What to produce:
Find and copy every line in the records that includes the string "podlaží".

Figure collection entries:
•••••
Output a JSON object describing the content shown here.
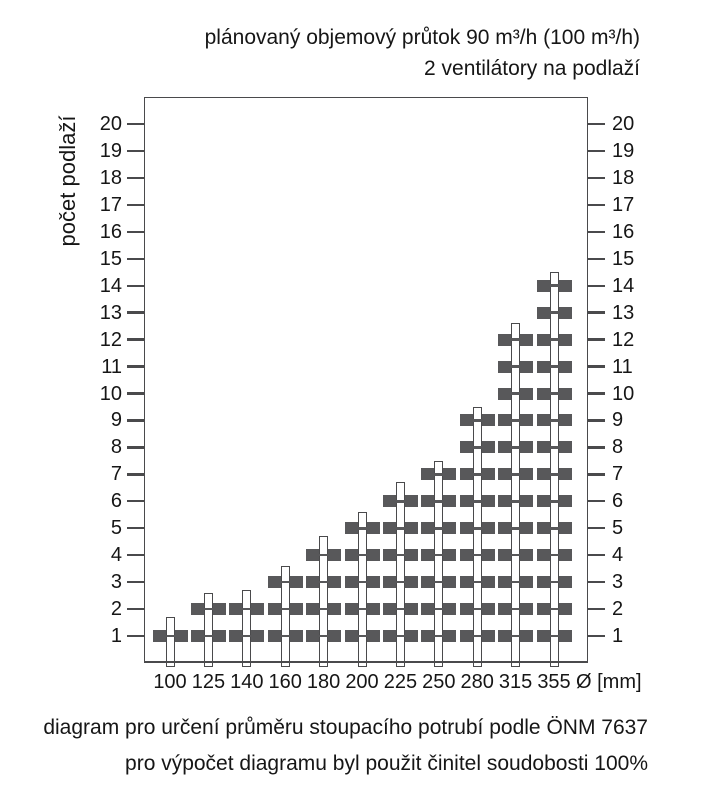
{
  "title": {
    "line1": "plánovaný objemový průtok 90 m³/h (100 m³/h)",
    "line2": "2 ventilátory na podlaží"
  },
  "caption": {
    "line1": "diagram pro určení průměru stoupacího potrubí podle ÖNM 7637",
    "line2": "pro výpočet diagramu byl použit činitel soudobosti 100%"
  },
  "chart_data": {
    "type": "bar",
    "title": "plánovaný objemový průtok 90 m³/h (100 m³/h) — 2 ventilátory na podlaží",
    "xlabel": "Ø [mm]",
    "ylabel": "počet podlaží",
    "categories": [
      "100",
      "125",
      "140",
      "160",
      "180",
      "200",
      "225",
      "250",
      "280",
      "315",
      "355"
    ],
    "series": [
      {
        "name": "dosažitelná celá podlaží (čtvercové značky)",
        "values": [
          1,
          2,
          2,
          3,
          4,
          5,
          6,
          7,
          9,
          12,
          14
        ]
      },
      {
        "name": "vypočtený počet podlaží (vrchol sloupku)",
        "values": [
          1.7,
          2.6,
          2.7,
          3.6,
          4.7,
          5.6,
          6.7,
          7.5,
          9.5,
          12.6,
          14.5
        ]
      }
    ],
    "yticks": [
      1,
      2,
      3,
      4,
      5,
      6,
      7,
      8,
      9,
      10,
      11,
      12,
      13,
      14,
      15,
      16,
      17,
      18,
      19,
      20
    ],
    "ylim": [
      0,
      21
    ],
    "grid": false,
    "legend": false
  },
  "colors": {
    "marker": "#58585a",
    "axis": "#4a4a4c",
    "bar_fill": "#ffffff",
    "text": "#161616"
  }
}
•••••
Exercise answer:
    "line2": "2 ventilátory na podlaží"
    "title": "plánovaný objemový průtok 90 m³/h (100 m³/h) — 2 ventilátory na podlaží",
    "ylabel": "počet podlaží",
        "name": "dosažitelná celá podlaží (čtvercové značky)",
        "name": "vypočtený počet podlaží (vrchol sloupku)",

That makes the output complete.